<<<<
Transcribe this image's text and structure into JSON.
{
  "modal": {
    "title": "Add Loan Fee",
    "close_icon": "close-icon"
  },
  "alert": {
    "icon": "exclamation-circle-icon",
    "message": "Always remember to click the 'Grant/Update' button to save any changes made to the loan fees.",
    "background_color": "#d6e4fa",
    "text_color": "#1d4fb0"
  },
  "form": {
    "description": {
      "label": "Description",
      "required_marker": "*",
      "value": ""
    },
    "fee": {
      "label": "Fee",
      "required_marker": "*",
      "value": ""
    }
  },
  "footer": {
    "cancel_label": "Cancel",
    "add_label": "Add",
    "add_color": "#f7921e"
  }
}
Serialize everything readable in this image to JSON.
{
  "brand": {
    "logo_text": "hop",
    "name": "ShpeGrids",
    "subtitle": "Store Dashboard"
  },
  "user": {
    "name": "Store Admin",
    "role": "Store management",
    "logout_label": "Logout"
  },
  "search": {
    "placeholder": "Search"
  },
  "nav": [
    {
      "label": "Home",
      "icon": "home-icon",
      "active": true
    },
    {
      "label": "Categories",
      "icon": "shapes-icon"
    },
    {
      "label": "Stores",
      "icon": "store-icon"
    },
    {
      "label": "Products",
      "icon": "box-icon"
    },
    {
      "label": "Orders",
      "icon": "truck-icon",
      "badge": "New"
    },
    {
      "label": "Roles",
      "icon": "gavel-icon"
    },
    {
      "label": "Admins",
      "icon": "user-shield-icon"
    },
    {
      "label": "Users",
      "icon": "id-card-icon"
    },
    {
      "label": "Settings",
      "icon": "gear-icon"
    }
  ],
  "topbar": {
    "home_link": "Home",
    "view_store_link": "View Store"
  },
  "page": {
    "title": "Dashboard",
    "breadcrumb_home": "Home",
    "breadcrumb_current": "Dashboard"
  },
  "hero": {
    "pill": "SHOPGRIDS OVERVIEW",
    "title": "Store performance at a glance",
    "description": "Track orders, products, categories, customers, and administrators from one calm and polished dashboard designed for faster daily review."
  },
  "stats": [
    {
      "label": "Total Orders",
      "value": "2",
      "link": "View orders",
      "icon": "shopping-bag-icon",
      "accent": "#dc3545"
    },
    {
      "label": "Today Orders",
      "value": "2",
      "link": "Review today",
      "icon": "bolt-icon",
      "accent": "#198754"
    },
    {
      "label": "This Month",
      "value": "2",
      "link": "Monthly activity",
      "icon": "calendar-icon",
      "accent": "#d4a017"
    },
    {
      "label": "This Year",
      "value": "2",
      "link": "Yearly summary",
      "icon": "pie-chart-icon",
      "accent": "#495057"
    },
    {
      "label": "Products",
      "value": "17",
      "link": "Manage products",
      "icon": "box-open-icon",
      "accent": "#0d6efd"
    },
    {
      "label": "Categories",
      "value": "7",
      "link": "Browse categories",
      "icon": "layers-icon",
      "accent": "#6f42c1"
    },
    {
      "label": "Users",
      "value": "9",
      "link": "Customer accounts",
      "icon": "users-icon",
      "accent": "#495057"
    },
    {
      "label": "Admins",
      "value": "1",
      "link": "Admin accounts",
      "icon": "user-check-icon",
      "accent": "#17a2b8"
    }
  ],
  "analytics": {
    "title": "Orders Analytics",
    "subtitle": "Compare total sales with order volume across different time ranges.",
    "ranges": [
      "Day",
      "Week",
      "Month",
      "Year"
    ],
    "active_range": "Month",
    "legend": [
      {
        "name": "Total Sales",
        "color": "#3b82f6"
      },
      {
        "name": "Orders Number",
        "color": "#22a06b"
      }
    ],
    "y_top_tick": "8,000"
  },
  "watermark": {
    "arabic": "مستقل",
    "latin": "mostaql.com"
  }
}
>>>>
- _What to do_
Type the material above out again, exactly.

- _Full answer_
Transcribe this image's text and structure into JSON.
{
  "modal": {
    "title": "Add Loan Fee",
    "close_icon": "close-icon"
  },
  "alert": {
    "icon": "exclamation-circle-icon",
    "message": "Always remember to click the 'Grant/Update' button to save any changes made to the loan fees.",
    "background_color": "#d6e4fa",
    "text_color": "#1d4fb0"
  },
  "form": {
    "description": {
      "label": "Description",
      "required_marker": "*",
      "value": ""
    },
    "fee": {
      "label": "Fee",
      "required_marker": "*",
      "value": ""
    }
  },
  "footer": {
    "cancel_label": "Cancel",
    "add_label": "Add",
    "add_color": "#f7921e"
  }
}
Serialize everything readable in this image to JSON.
{
  "brand": {
    "logo_text": "hop",
    "name": "ShpeGrids",
    "subtitle": "Store Dashboard"
  },
  "user": {
    "name": "Store Admin",
    "role": "Store management",
    "logout_label": "Logout"
  },
  "search": {
    "placeholder": "Search"
  },
  "nav": [
    {
      "label": "Home",
      "icon": "home-icon",
      "active": true
    },
    {
      "label": "Categories",
      "icon": "shapes-icon"
    },
    {
      "label": "Stores",
      "icon": "store-icon"
    },
    {
      "label": "Products",
      "icon": "box-icon"
    },
    {
      "label": "Orders",
      "icon": "truck-icon",
      "badge": "New"
    },
    {
      "label": "Roles",
      "icon": "gavel-icon"
    },
    {
      "label": "Admins",
      "icon": "user-shield-icon"
    },
    {
      "label": "Users",
      "icon": "id-card-icon"
    },
    {
      "label": "Settings",
      "icon": "gear-icon"
    }
  ],
  "topbar": {
    "home_link": "Home",
    "view_store_link": "View Store"
  },
  "page": {
    "title": "Dashboard",
    "breadcrumb_home": "Home",
    "breadcrumb_current": "Dashboard"
  },
  "hero": {
    "pill": "SHOPGRIDS OVERVIEW",
    "title": "Store performance at a glance",
    "description": "Track orders, products, categories, customers, and administrators from one calm and polished dashboard designed for faster daily review."
  },
  "stats": [
    {
      "label": "Total Orders",
      "value": "2",
      "link": "View orders",
      "icon": "shopping-bag-icon",
      "accent": "#dc3545"
    },
    {
      "label": "Today Orders",
      "value": "2",
      "link": "Review today",
      "icon": "bolt-icon",
      "accent": "#198754"
    },
    {
      "label": "This Month",
      "value": "2",
      "link": "Monthly activity",
      "icon": "calendar-icon",
      "accent": "#d4a017"
    },
    {
      "label": "This Year",
      "value": "2",
      "link": "Yearly summary",
      "icon": "pie-chart-icon",
      "accent": "#495057"
    },
    {
      "label": "Products",
      "value": "17",
      "link": "Manage products",
      "icon": "box-open-icon",
      "accent": "#0d6efd"
    },
    {
      "label": "Categories",
      "value": "7",
      "link": "Browse categories",
      "icon": "layers-icon",
      "accent": "#6f42c1"
    },
    {
      "label": "Users",
      "value": "9",
      "link": "Customer accounts",
      "icon": "users-icon",
      "accent": "#495057"
    },
    {
      "label": "Admins",
      "value": "1",
      "link": "Admin accounts",
      "icon": "user-check-icon",
      "accent": "#17a2b8"
    }
  ],
  "analytics": {
    "title": "Orders Analytics",
    "subtitle": "Compare total sales with order volume across different time ranges.",
    "ranges": [
      "Day",
      "Week",
      "Month",
      "Year"
    ],
    "active_range": "Month",
    "legend": [
      {
        "name": "Total Sales",
        "color": "#3b82f6"
      },
      {
        "name": "Orders Number",
        "color": "#22a06b"
      }
    ],
    "y_top_tick": "8,000"
  },
  "watermark": {
    "arabic": "مستقل",
    "latin": "mostaql.com"
  }
}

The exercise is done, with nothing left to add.